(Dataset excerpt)

(begin)

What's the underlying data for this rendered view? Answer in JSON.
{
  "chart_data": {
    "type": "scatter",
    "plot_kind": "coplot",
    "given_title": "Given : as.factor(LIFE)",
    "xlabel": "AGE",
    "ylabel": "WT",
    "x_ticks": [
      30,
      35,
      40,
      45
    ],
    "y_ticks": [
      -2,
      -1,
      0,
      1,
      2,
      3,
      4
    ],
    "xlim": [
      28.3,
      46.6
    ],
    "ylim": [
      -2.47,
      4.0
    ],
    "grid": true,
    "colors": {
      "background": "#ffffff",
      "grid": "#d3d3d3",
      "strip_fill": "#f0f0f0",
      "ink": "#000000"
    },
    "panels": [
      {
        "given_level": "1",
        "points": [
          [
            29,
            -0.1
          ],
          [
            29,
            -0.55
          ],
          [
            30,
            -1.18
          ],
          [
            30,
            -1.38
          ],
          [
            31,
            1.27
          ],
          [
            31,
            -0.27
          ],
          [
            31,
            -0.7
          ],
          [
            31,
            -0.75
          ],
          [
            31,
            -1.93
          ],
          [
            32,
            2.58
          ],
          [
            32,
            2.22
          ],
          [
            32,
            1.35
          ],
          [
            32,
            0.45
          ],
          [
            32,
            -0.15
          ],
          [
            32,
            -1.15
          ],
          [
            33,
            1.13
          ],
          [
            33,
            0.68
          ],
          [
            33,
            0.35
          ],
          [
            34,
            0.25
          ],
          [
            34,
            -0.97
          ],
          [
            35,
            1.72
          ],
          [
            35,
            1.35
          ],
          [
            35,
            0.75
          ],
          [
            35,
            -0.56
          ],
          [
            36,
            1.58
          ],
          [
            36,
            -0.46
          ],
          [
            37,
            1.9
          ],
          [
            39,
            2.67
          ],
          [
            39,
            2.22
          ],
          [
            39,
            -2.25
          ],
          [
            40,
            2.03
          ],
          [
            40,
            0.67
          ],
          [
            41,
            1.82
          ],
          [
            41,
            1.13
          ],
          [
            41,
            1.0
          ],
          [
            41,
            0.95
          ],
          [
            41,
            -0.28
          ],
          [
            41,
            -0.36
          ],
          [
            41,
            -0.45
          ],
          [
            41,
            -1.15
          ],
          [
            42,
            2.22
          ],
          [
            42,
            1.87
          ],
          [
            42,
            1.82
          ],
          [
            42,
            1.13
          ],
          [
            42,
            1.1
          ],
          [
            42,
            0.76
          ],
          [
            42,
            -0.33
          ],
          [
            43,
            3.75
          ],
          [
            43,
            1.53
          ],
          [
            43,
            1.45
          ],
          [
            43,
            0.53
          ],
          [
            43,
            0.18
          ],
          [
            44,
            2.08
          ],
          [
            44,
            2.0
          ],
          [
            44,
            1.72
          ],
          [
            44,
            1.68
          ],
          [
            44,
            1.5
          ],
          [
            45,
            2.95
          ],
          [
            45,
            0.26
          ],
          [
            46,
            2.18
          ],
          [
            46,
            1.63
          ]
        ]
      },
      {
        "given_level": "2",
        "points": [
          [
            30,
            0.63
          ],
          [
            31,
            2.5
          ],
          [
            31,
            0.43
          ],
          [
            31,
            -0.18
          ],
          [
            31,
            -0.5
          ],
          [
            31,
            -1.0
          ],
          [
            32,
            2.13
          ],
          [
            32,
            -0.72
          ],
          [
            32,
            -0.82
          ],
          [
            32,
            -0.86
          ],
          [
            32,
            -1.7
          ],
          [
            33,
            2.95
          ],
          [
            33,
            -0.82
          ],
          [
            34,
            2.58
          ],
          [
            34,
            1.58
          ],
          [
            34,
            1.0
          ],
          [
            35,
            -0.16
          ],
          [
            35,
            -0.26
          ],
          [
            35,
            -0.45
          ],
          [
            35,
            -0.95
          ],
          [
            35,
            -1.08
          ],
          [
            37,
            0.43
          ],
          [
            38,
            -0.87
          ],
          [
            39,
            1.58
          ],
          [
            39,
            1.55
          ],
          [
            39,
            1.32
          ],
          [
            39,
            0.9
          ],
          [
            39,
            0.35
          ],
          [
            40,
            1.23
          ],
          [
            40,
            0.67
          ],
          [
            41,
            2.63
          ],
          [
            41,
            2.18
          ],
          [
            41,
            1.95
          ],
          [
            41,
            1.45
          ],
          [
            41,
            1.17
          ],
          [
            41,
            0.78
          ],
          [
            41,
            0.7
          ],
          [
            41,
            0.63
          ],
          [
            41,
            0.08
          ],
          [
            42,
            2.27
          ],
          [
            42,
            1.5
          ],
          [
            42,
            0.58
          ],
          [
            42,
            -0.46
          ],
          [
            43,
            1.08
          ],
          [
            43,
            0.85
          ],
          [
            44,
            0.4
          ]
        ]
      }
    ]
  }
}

(end)

*EXERCISE DETAILS*
Output the full listing exactly as it stands.

*FULL OUTPUT*
What's the underlying data for this rendered view? Answer in JSON.
{
  "chart_data": {
    "type": "scatter",
    "plot_kind": "coplot",
    "given_title": "Given : as.factor(LIFE)",
    "xlabel": "AGE",
    "ylabel": "WT",
    "x_ticks": [
      30,
      35,
      40,
      45
    ],
    "y_ticks": [
      -2,
      -1,
      0,
      1,
      2,
      3,
      4
    ],
    "xlim": [
      28.3,
      46.6
    ],
    "ylim": [
      -2.47,
      4.0
    ],
    "grid": true,
    "colors": {
      "background": "#ffffff",
      "grid": "#d3d3d3",
      "strip_fill": "#f0f0f0",
      "ink": "#000000"
    },
    "panels": [
      {
        "given_level": "1",
        "points": [
          [
            29,
            -0.1
          ],
          [
            29,
            -0.55
          ],
          [
            30,
            -1.18
          ],
          [
            30,
            -1.38
          ],
          [
            31,
            1.27
          ],
          [
            31,
            -0.27
          ],
          [
            31,
            -0.7
          ],
          [
            31,
            -0.75
          ],
          [
            31,
            -1.93
          ],
          [
            32,
            2.58
          ],
          [
            32,
            2.22
          ],
          [
            32,
            1.35
          ],
          [
            32,
            0.45
          ],
          [
            32,
            -0.15
          ],
          [
            32,
            -1.15
          ],
          [
            33,
            1.13
          ],
          [
            33,
            0.68
          ],
          [
            33,
            0.35
          ],
          [
            34,
            0.25
          ],
          [
            34,
            -0.97
          ],
          [
            35,
            1.72
          ],
          [
            35,
            1.35
          ],
          [
            35,
            0.75
          ],
          [
            35,
            -0.56
          ],
          [
            36,
            1.58
          ],
          [
            36,
            -0.46
          ],
          [
            37,
            1.9
          ],
          [
            39,
            2.67
          ],
          [
            39,
            2.22
          ],
          [
            39,
            -2.25
          ],
          [
            40,
            2.03
          ],
          [
            40,
            0.67
          ],
          [
            41,
            1.82
          ],
          [
            41,
            1.13
          ],
          [
            41,
            1.0
          ],
          [
            41,
            0.95
          ],
          [
            41,
            -0.28
          ],
          [
            41,
            -0.36
          ],
          [
            41,
            -0.45
          ],
          [
            41,
            -1.15
          ],
          [
            42,
            2.22
          ],
          [
            42,
            1.87
          ],
          [
            42,
            1.82
          ],
          [
            42,
            1.13
          ],
          [
            42,
            1.1
          ],
          [
            42,
            0.76
          ],
          [
            42,
            -0.33
          ],
          [
            43,
            3.75
          ],
          [
            43,
            1.53
          ],
          [
            43,
            1.45
          ],
          [
            43,
            0.53
          ],
          [
            43,
            0.18
          ],
          [
            44,
            2.08
          ],
          [
            44,
            2.0
          ],
          [
            44,
            1.72
          ],
          [
            44,
            1.68
          ],
          [
            44,
            1.5
          ],
          [
            45,
            2.95
          ],
          [
            45,
            0.26
          ],
          [
            46,
            2.18
          ],
          [
            46,
            1.63
          ]
        ]
      },
      {
        "given_level": "2",
        "points": [
          [
            30,
            0.63
          ],
          [
            31,
            2.5
          ],
          [
            31,
            0.43
          ],
          [
            31,
            -0.18
          ],
          [
            31,
            -0.5
          ],
          [
            31,
            -1.0
          ],
          [
            32,
            2.13
          ],
          [
            32,
            -0.72
          ],
          [
            32,
            -0.82
          ],
          [
            32,
            -0.86
          ],
          [
            32,
            -1.7
          ],
          [
            33,
            2.95
          ],
          [
            33,
            -0.82
          ],
          [
            34,
            2.58
          ],
          [
            34,
            1.58
          ],
          [
            34,
            1.0
          ],
          [
            35,
            -0.16
          ],
          [
            35,
            -0.26
          ],
          [
            35,
            -0.45
          ],
          [
            35,
            -0.95
          ],
          [
            35,
            -1.08
          ],
          [
            37,
            0.43
          ],
          [
            38,
            -0.87
          ],
          [
            39,
            1.58
          ],
          [
            39,
            1.55
          ],
          [
            39,
            1.32
          ],
          [
            39,
            0.9
          ],
          [
            39,
            0.35
          ],
          [
            40,
            1.23
          ],
          [
            40,
            0.67
          ],
          [
            41,
            2.63
          ],
          [
            41,
            2.18
          ],
          [
            41,
            1.95
          ],
          [
            41,
            1.45
          ],
          [
            41,
            1.17
          ],
          [
            41,
            0.78
          ],
          [
            41,
            0.7
          ],
          [
            41,
            0.63
          ],
          [
            41,
            0.08
          ],
          [
            42,
            2.27
          ],
          [
            42,
            1.5
          ],
          [
            42,
            0.58
          ],
          [
            42,
            -0.46
          ],
          [
            43,
            1.08
          ],
          [
            43,
            0.85
          ],
          [
            44,
            0.4
          ]
        ]
      }
    ]
  }
}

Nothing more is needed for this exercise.